#### What you have to do:
Provide only the number of lines in the records below that include "objekt".

#### Data supplied:
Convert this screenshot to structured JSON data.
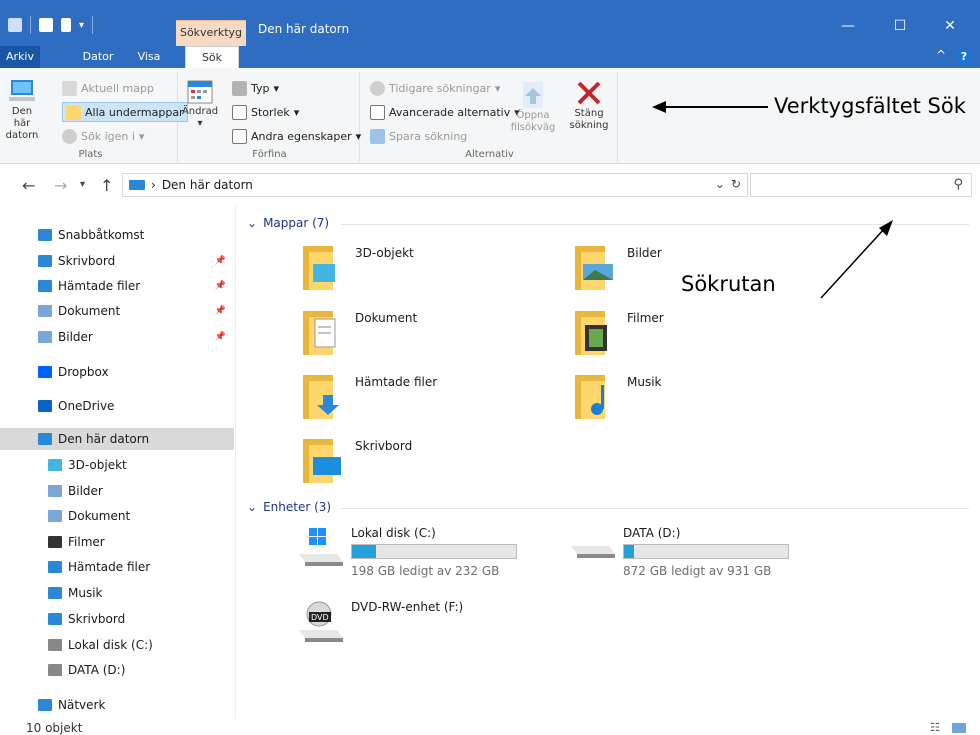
{
  "window": {
    "title": "Den här datorn",
    "context_tab": "Sökverktyg",
    "controls": [
      "—",
      "☐",
      "✕"
    ]
  },
  "tabs": [
    {
      "label": "Arkiv"
    },
    {
      "label": "Dator"
    },
    {
      "label": "Visa"
    },
    {
      "label": "Sök"
    }
  ],
  "ribbon": {
    "plats": {
      "label": "Plats",
      "den_har_datorn": "Den här datorn",
      "aktuell_mapp": "Aktuell mapp",
      "alla_undermappar": "Alla undermappar",
      "sok_igen_i": "Sök igen i"
    },
    "forfina": {
      "label": "Förfina",
      "andrad": "Ändrad",
      "typ": "Typ",
      "storlek": "Storlek",
      "andra_egenskaper": "Andra egenskaper"
    },
    "alternativ": {
      "label": "Alternativ",
      "tidigare_sokningar": "Tidigare sökningar",
      "avancerade_alternativ": "Avancerade alternativ",
      "spara_sokning": "Spara sökning",
      "oppna_filsokvag": "Öppna filsökväg",
      "stang_sokning": "Stäng sökning"
    }
  },
  "annotations": {
    "toolbar": "Verktygsfältet Sök",
    "searchbox": "Sökrutan"
  },
  "address": {
    "path": "Den här datorn",
    "search_placeholder": ""
  },
  "sidebar": {
    "items": [
      {
        "label": "Snabbåtkomst",
        "icon": "star-icon",
        "color": "#2b88d8"
      },
      {
        "label": "Skrivbord",
        "icon": "desktop-folder-icon",
        "color": "#2b88d8",
        "pinned": true
      },
      {
        "label": "Hämtade filer",
        "icon": "downloads-folder-icon",
        "color": "#2b88d8",
        "pinned": true
      },
      {
        "label": "Dokument",
        "icon": "documents-folder-icon",
        "color": "#7aa7d8",
        "pinned": true
      },
      {
        "label": "Bilder",
        "icon": "pictures-folder-icon",
        "color": "#7aa7d8",
        "pinned": true
      },
      {
        "label": "Dropbox",
        "icon": "dropbox-icon",
        "color": "#0061fe"
      },
      {
        "label": "OneDrive",
        "icon": "onedrive-icon",
        "color": "#0a64c8"
      },
      {
        "label": "Den här datorn",
        "icon": "computer-icon",
        "color": "#2b88d8"
      },
      {
        "label": "3D-objekt",
        "icon": "3d-objects-icon",
        "color": "#43b5e0"
      },
      {
        "label": "Bilder",
        "icon": "pictures-folder-icon",
        "color": "#7aa7d8"
      },
      {
        "label": "Dokument",
        "icon": "documents-folder-icon",
        "color": "#7aa7d8"
      },
      {
        "label": "Filmer",
        "icon": "videos-folder-icon",
        "color": "#333333"
      },
      {
        "label": "Hämtade filer",
        "icon": "downloads-folder-icon",
        "color": "#2b88d8"
      },
      {
        "label": "Musik",
        "icon": "music-folder-icon",
        "color": "#2b88d8"
      },
      {
        "label": "Skrivbord",
        "icon": "desktop-folder-icon",
        "color": "#2b88d8"
      },
      {
        "label": "Lokal disk (C:)",
        "icon": "local-disk-icon",
        "color": "#888888"
      },
      {
        "label": "DATA (D:)",
        "icon": "data-drive-icon",
        "color": "#888888"
      },
      {
        "label": "Nätverk",
        "icon": "network-icon",
        "color": "#2b88d8"
      }
    ]
  },
  "content": {
    "folders_header": "Mappar (7)",
    "devices_header": "Enheter (3)",
    "folders": [
      {
        "name": "3D-objekt",
        "icon": "3d-objects-icon"
      },
      {
        "name": "Bilder",
        "icon": "pictures-folder-icon"
      },
      {
        "name": "Dokument",
        "icon": "documents-folder-icon"
      },
      {
        "name": "Filmer",
        "icon": "videos-folder-icon"
      },
      {
        "name": "Hämtade filer",
        "icon": "downloads-folder-icon"
      },
      {
        "name": "Musik",
        "icon": "music-folder-icon"
      },
      {
        "name": "Skrivbord",
        "icon": "desktop-folder-icon"
      }
    ],
    "drives": [
      {
        "name": "Lokal disk (C:)",
        "info": "198 GB ledigt av 232 GB",
        "used_fraction": 0.147
      },
      {
        "name": "DATA (D:)",
        "info": "872 GB ledigt av 931 GB",
        "used_fraction": 0.063
      },
      {
        "name": "DVD-RW-enhet (F:)",
        "info": ""
      }
    ]
  },
  "status": {
    "count": "10 objekt"
  }
}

#### Output for this exercise:
3